Among the entries, which lines carry the string "Namen"? Copy each of them.

Dataset entries

==*==

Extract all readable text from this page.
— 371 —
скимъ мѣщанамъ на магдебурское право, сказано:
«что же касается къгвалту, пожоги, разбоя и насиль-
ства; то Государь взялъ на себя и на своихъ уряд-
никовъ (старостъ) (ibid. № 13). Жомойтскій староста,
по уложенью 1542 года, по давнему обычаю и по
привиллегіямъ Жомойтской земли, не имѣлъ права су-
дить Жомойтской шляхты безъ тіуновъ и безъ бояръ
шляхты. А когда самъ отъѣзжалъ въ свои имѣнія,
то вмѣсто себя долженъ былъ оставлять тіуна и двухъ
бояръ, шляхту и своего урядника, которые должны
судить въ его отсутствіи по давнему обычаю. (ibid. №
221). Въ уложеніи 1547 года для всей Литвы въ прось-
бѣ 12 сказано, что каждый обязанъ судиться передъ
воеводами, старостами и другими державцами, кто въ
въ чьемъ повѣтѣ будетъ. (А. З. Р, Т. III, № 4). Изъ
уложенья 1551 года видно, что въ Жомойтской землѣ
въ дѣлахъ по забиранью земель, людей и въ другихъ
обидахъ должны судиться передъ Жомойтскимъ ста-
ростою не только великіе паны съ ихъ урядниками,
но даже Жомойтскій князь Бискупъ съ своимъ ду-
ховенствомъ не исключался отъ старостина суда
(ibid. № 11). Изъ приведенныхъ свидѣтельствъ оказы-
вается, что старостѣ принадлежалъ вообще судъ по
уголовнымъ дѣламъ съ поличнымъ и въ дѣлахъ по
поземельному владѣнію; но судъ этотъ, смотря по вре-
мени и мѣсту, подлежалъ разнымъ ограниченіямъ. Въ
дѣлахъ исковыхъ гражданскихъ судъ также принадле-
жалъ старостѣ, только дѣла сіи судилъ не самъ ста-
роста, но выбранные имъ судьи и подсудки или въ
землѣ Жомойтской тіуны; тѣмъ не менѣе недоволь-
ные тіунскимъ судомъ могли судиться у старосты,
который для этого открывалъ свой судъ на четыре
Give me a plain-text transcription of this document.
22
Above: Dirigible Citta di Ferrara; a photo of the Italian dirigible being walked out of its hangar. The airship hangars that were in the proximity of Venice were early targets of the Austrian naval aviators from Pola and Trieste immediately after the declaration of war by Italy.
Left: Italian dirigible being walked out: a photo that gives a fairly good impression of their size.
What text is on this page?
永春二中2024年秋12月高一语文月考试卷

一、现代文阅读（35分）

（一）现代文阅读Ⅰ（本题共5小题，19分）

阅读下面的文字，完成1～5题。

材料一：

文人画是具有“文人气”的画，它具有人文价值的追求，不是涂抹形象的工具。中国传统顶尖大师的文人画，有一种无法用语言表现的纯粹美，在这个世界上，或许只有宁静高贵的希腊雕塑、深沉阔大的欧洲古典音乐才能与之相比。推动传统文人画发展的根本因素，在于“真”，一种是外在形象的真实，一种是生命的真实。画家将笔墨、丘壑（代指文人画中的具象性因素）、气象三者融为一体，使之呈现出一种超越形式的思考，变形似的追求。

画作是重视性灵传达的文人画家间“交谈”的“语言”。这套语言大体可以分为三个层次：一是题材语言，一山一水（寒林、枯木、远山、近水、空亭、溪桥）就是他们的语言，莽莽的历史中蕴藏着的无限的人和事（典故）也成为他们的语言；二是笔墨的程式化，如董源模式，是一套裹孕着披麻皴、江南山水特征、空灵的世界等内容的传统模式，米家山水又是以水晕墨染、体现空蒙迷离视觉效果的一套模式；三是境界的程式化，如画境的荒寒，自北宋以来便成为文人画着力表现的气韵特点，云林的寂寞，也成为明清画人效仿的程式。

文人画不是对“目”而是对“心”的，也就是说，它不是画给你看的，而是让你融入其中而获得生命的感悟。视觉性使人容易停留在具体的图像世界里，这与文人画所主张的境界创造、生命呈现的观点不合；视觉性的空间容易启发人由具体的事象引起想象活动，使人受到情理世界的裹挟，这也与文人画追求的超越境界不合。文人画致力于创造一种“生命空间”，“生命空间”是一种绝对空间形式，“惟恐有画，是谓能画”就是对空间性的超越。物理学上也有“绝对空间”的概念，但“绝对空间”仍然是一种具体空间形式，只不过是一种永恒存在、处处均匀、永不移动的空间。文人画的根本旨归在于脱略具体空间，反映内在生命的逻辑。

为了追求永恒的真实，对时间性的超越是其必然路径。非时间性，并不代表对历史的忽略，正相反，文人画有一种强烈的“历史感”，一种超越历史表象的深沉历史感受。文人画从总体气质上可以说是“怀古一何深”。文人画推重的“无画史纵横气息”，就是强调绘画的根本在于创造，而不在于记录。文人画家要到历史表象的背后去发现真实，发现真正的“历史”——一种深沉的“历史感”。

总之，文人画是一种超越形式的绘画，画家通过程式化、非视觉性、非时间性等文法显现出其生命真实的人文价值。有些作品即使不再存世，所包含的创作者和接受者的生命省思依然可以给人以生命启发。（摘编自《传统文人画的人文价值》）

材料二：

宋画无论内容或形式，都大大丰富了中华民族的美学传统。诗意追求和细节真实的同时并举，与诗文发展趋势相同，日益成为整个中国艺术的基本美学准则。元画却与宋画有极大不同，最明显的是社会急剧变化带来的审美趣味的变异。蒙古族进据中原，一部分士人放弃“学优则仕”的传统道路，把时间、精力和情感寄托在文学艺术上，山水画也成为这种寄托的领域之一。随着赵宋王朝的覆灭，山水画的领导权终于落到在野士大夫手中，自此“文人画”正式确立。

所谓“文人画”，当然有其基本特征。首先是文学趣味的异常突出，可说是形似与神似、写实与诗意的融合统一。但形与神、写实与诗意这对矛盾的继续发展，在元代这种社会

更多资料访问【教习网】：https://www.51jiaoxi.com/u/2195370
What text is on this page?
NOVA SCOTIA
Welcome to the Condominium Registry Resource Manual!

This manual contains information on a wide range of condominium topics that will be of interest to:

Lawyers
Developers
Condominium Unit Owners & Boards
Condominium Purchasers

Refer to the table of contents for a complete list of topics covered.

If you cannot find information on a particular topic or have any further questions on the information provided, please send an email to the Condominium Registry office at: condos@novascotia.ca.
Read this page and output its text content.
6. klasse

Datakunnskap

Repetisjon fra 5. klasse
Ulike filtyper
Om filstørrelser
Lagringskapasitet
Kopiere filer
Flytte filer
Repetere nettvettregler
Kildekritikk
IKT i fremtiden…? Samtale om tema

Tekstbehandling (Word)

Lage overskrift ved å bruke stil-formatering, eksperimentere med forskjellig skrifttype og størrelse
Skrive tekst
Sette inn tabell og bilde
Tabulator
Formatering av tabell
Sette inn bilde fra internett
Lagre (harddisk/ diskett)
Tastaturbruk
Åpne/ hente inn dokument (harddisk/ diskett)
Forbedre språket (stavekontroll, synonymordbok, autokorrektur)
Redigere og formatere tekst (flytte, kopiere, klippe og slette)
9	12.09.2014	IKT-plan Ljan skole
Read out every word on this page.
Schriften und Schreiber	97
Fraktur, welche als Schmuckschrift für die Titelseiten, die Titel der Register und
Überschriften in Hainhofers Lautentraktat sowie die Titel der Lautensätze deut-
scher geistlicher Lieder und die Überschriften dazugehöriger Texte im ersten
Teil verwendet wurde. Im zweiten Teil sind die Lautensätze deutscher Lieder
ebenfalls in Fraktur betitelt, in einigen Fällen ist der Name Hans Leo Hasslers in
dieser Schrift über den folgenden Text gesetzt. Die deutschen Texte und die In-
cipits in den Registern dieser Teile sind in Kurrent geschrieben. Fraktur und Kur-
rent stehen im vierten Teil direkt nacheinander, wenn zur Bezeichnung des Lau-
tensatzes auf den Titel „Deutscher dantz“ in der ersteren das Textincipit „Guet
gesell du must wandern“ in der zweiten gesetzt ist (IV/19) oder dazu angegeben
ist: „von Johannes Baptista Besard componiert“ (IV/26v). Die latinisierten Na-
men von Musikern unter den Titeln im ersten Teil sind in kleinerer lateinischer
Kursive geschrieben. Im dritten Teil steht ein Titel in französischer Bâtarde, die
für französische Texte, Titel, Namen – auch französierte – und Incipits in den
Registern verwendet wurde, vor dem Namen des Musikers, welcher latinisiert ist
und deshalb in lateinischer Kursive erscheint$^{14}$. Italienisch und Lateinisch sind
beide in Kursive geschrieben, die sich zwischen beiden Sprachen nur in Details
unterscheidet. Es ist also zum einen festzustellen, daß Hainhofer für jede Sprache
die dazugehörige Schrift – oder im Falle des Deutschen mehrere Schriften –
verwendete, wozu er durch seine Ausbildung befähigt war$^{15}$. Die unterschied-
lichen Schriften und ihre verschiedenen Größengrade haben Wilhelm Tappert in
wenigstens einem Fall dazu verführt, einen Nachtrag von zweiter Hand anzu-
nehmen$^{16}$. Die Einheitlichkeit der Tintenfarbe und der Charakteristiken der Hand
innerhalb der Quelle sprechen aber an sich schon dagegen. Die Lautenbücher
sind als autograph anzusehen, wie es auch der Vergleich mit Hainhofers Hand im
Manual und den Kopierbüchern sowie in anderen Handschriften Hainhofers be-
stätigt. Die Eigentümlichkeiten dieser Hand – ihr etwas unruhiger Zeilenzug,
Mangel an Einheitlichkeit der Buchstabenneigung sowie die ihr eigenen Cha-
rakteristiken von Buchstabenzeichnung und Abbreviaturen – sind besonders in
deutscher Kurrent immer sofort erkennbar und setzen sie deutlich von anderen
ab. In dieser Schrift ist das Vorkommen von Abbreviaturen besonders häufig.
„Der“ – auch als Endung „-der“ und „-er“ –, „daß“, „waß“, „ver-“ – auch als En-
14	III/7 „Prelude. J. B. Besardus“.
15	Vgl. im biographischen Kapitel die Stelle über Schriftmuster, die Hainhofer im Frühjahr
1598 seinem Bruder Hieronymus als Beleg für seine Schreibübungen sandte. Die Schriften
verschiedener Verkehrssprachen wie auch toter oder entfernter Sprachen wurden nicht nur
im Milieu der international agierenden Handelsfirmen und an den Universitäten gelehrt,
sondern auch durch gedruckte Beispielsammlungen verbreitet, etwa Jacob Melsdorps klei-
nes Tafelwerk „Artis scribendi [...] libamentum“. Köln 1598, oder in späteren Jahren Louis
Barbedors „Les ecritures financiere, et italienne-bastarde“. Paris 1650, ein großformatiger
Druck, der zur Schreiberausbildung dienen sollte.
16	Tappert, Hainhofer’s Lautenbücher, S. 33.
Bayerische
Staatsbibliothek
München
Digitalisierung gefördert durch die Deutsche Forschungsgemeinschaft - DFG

==*==

> **TASK RESULT**
für französische Texte, Titel, Namen – auch französierte – und Incipits in den
Registern verwendet wurde, vor dem Namen des Musikers, welcher latinisiert ist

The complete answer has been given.